> _GOAL_
Omit every picture and output the rest of the records exactly as they are.

* * * *

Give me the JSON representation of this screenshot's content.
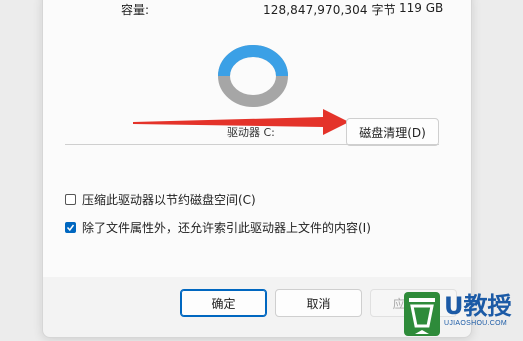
{
  "properties": {
    "capacity_label": "容量:",
    "capacity_bytes": "128,847,970,304 字节",
    "capacity_gb": "119 GB",
    "drive_label": "驱动器 C:",
    "cleanup_button": "磁盘清理(D)",
    "compress_option": "压缩此驱动器以节约磁盘空间(C)",
    "compress_checked": false,
    "index_option": "除了文件属性外，还允许索引此驱动器上文件的内容(I)",
    "index_checked": true
  },
  "usage": {
    "used_fraction": 0.3,
    "used_color": "#3ba0e6",
    "free_color": "#a6a6a6"
  },
  "footer": {
    "ok": "确定",
    "cancel": "取消",
    "apply": "应用(A)"
  },
  "annotation": {
    "arrow_color": "#e4332a"
  },
  "watermark": {
    "title": "U教授",
    "url": "UJIAOSHOU.COM",
    "badge_color": "#2e8b3a",
    "text_color": "#1b5aa6"
  }
}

* * * *

> _PROBLEM SOLUTION_
Give me the JSON representation of this screenshot's content.
{
  "properties": {
    "capacity_label": "容量:",
    "capacity_bytes": "128,847,970,304 字节",
    "capacity_gb": "119 GB",
    "drive_label": "驱动器 C:",
    "cleanup_button": "磁盘清理(D)",
    "compress_option": "压缩此驱动器以节约磁盘空间(C)",
    "compress_checked": false,
    "index_option": "除了文件属性外，还允许索引此驱动器上文件的内容(I)",
    "index_checked": true
  },
  "usage": {
    "used_fraction": 0.3,
    "used_color": "#3ba0e6",
    "free_color": "#a6a6a6"
  },
  "footer": {
    "ok": "确定",
    "cancel": "取消",
    "apply": "应用(A)"
  },
  "annotation": {
    "arrow_color": "#e4332a"
  },
  "watermark": {
    "title": "U教授",
    "url": "UJIAOSHOU.COM",
    "badge_color": "#2e8b3a",
    "text_color": "#1b5aa6"
  }
}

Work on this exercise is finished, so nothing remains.